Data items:
*****
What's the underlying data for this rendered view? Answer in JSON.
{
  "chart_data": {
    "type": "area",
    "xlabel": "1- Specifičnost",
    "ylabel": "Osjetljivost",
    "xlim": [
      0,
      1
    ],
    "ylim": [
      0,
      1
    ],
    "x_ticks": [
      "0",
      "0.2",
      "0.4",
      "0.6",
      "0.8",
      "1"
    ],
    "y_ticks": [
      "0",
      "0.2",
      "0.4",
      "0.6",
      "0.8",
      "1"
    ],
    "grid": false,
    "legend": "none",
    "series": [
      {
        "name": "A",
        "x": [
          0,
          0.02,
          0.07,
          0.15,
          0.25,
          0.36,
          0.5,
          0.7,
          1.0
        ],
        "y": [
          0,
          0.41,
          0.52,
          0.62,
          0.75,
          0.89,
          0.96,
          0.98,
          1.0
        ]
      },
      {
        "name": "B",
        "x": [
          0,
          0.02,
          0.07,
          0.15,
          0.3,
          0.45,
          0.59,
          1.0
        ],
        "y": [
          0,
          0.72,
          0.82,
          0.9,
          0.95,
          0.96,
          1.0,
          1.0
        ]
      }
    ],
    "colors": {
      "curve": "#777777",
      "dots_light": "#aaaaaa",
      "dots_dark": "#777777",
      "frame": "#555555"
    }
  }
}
*****
Written instruction
Your task is to transcribe the material exactly.

Result of the exercise
What's the underlying data for this rendered view? Answer in JSON.
{
  "chart_data": {
    "type": "area",
    "xlabel": "1- Specifičnost",
    "ylabel": "Osjetljivost",
    "xlim": [
      0,
      1
    ],
    "ylim": [
      0,
      1
    ],
    "x_ticks": [
      "0",
      "0.2",
      "0.4",
      "0.6",
      "0.8",
      "1"
    ],
    "y_ticks": [
      "0",
      "0.2",
      "0.4",
      "0.6",
      "0.8",
      "1"
    ],
    "grid": false,
    "legend": "none",
    "series": [
      {
        "name": "A",
        "x": [
          0,
          0.02,
          0.07,
          0.15,
          0.25,
          0.36,
          0.5,
          0.7,
          1.0
        ],
        "y": [
          0,
          0.41,
          0.52,
          0.62,
          0.75,
          0.89,
          0.96,
          0.98,
          1.0
        ]
      },
      {
        "name": "B",
        "x": [
          0,
          0.02,
          0.07,
          0.15,
          0.3,
          0.45,
          0.59,
          1.0
        ],
        "y": [
          0,
          0.72,
          0.82,
          0.9,
          0.95,
          0.96,
          1.0,
          1.0
        ]
      }
    ],
    "colors": {
      "curve": "#777777",
      "dots_light": "#aaaaaa",
      "dots_dark": "#777777",
      "frame": "#555555"
    }
  }
}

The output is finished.